Records that describe figures:
#####
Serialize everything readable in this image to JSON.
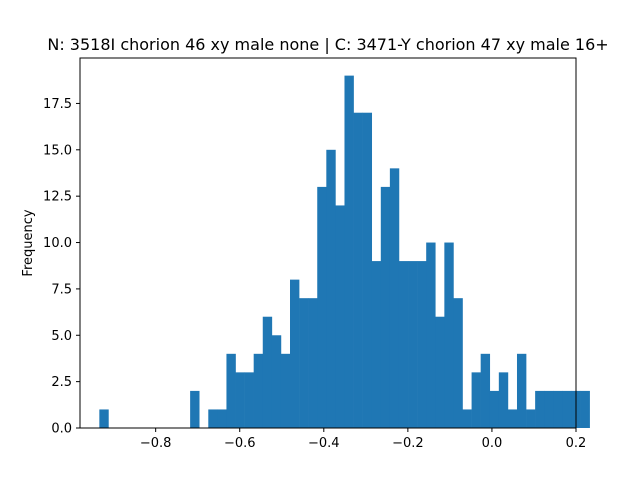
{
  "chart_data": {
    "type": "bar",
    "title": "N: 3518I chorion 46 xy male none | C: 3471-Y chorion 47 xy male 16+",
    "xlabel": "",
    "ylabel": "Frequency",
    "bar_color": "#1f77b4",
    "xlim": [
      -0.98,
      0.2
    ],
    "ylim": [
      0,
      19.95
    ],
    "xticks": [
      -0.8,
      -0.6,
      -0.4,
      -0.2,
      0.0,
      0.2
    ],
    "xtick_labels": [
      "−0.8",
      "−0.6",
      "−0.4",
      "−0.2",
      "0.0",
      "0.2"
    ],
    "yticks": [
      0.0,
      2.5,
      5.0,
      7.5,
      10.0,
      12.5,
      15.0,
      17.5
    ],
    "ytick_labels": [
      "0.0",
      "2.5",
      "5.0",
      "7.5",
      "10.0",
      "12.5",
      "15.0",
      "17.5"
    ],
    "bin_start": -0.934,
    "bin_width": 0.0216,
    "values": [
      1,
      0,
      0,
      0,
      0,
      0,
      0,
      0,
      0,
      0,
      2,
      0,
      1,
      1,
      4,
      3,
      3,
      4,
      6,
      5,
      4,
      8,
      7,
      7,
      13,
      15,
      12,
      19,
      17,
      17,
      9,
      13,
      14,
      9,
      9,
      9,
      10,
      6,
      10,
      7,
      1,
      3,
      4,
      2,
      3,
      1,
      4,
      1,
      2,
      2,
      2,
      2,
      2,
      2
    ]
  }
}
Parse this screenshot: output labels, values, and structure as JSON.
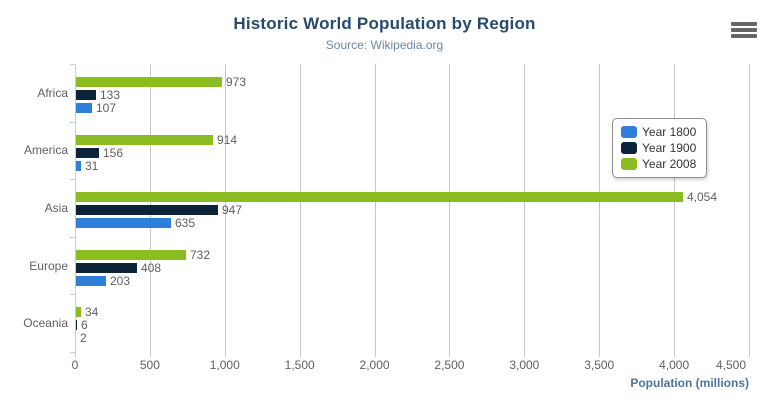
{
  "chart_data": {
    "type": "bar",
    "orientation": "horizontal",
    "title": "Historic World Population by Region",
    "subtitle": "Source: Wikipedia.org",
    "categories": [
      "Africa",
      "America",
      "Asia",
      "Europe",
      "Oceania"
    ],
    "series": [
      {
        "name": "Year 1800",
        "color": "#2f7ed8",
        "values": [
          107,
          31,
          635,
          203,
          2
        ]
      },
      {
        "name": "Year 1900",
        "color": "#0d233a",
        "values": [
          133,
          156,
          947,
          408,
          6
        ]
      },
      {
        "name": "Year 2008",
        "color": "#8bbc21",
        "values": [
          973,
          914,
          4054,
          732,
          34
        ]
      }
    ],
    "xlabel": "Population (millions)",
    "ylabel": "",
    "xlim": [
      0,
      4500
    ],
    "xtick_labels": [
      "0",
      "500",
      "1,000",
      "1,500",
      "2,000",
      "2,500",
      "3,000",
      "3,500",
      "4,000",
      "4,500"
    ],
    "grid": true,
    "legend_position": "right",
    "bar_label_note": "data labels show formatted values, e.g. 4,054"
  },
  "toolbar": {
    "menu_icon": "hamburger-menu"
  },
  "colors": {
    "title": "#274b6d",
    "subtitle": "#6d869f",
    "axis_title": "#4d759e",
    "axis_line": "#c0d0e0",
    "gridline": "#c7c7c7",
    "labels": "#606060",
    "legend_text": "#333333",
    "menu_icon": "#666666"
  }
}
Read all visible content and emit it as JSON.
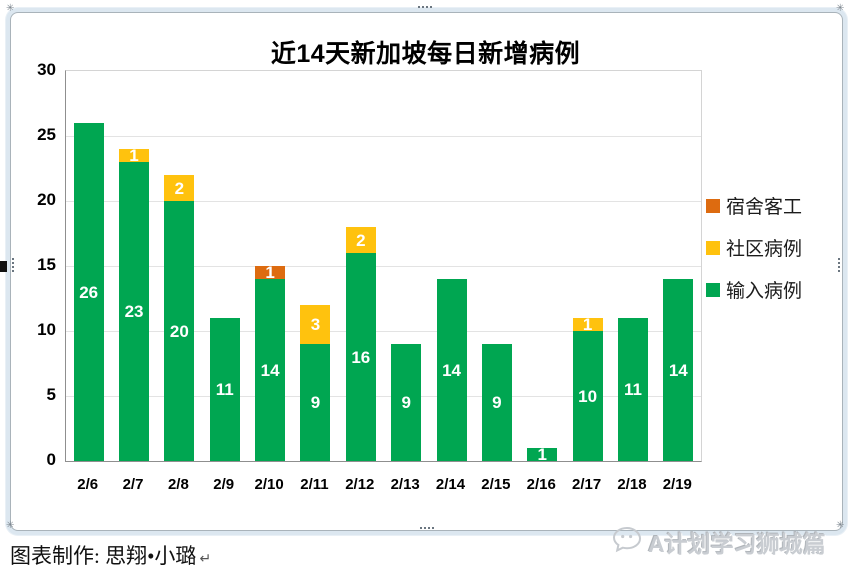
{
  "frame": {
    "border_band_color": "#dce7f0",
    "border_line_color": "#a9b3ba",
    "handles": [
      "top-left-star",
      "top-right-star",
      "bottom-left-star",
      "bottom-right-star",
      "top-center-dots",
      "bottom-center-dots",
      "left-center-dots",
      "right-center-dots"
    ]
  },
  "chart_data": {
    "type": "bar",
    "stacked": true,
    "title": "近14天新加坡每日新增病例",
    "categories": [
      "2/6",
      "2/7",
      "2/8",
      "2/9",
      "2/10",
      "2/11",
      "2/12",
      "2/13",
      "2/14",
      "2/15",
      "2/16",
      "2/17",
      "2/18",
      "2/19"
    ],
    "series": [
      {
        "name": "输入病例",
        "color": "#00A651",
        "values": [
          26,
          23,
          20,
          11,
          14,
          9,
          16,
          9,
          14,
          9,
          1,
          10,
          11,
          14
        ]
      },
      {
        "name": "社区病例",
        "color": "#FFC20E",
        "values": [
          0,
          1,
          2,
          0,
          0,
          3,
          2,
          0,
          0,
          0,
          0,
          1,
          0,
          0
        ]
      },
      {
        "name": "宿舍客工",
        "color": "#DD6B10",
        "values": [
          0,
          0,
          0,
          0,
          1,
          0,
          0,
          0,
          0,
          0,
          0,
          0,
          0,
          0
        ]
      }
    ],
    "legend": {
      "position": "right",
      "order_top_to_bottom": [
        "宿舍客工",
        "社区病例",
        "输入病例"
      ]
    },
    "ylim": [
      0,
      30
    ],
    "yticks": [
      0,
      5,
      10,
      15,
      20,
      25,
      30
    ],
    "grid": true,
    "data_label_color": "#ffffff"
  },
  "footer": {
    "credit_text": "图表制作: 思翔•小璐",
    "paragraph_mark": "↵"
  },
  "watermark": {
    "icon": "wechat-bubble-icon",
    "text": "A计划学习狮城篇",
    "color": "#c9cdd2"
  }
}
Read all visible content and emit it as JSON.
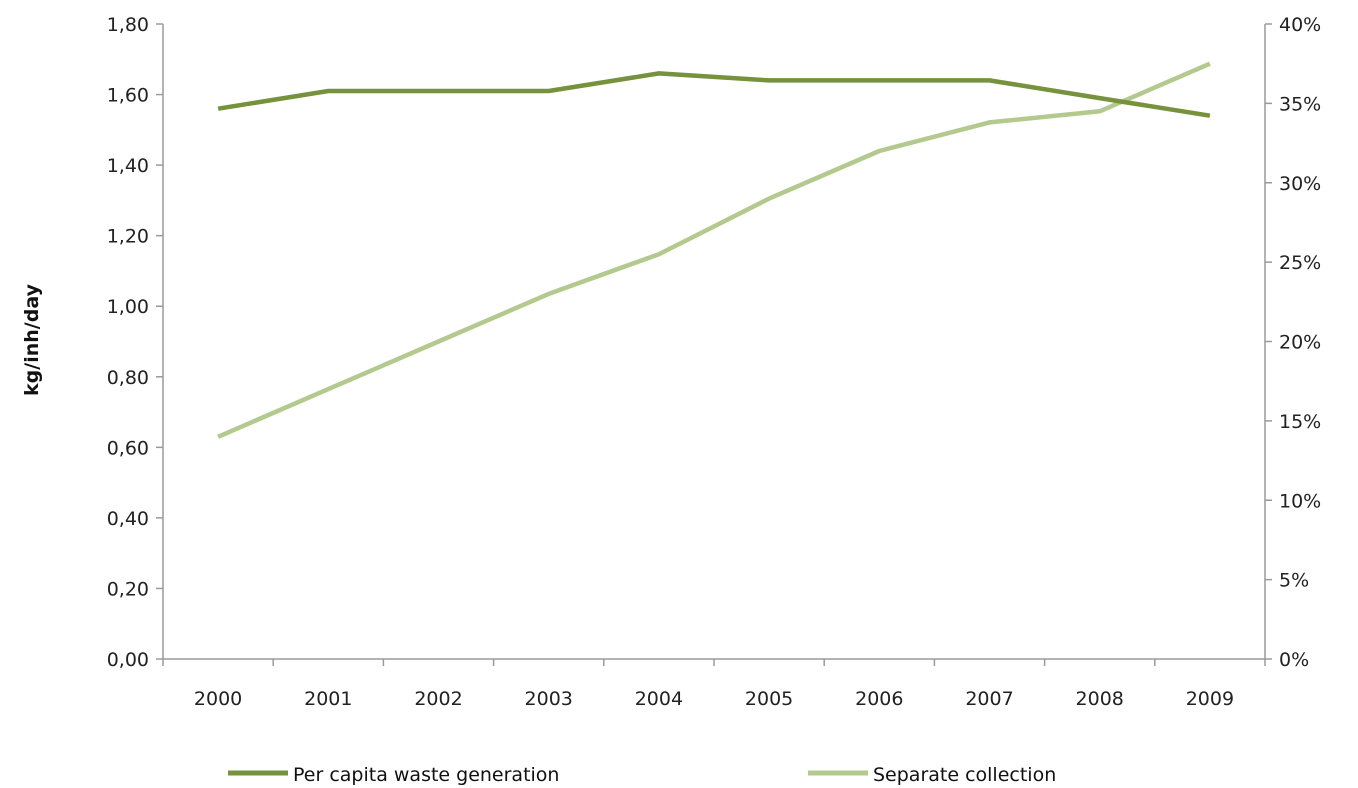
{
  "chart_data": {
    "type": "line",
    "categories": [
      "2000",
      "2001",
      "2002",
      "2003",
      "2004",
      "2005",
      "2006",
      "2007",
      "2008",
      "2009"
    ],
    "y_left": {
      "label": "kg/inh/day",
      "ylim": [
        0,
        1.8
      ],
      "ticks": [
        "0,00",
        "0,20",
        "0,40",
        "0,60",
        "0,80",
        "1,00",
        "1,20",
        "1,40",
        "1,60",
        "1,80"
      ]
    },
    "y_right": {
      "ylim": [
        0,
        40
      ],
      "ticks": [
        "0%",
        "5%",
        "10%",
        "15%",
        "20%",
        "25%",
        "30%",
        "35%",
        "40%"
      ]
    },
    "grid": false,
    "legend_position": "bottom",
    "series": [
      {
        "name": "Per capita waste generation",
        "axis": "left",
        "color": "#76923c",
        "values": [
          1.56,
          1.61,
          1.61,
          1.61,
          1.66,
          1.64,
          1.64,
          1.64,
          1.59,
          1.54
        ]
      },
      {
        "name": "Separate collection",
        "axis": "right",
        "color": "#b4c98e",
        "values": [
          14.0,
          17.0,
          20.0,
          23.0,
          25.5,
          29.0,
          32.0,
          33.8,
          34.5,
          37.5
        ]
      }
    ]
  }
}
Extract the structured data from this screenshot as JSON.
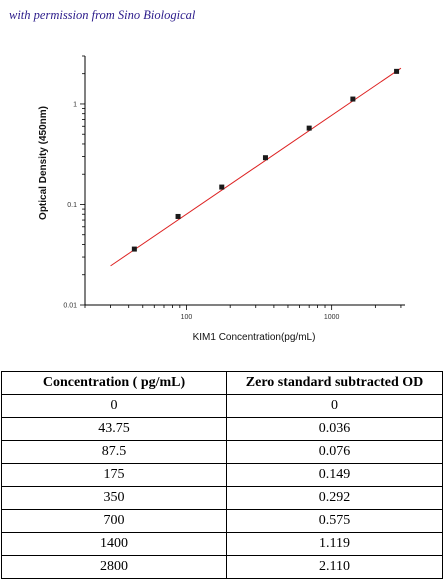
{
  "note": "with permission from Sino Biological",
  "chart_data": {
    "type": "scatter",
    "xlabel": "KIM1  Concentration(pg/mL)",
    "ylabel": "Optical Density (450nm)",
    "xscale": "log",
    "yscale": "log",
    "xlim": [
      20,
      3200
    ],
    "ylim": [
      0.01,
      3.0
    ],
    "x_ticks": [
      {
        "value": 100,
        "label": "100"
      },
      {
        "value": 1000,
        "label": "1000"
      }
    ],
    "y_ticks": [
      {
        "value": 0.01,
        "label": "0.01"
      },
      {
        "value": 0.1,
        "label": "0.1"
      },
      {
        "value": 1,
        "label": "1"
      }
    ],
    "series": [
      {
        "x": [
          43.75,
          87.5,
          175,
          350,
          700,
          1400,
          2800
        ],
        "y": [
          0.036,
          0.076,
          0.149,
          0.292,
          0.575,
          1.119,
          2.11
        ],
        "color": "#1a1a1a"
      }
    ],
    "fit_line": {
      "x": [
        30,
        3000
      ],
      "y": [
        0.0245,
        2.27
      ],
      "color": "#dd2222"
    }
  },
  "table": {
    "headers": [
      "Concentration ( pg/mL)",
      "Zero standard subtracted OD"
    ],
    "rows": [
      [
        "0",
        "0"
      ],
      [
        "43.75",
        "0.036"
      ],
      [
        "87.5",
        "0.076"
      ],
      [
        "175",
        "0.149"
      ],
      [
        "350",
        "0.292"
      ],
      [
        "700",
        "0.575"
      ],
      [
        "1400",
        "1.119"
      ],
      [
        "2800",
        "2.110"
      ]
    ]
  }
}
#####
Given task:
Tally up how many lines in the preceding listing contain the word "ylabel". Give nothing but the number.

Answer for the task:
3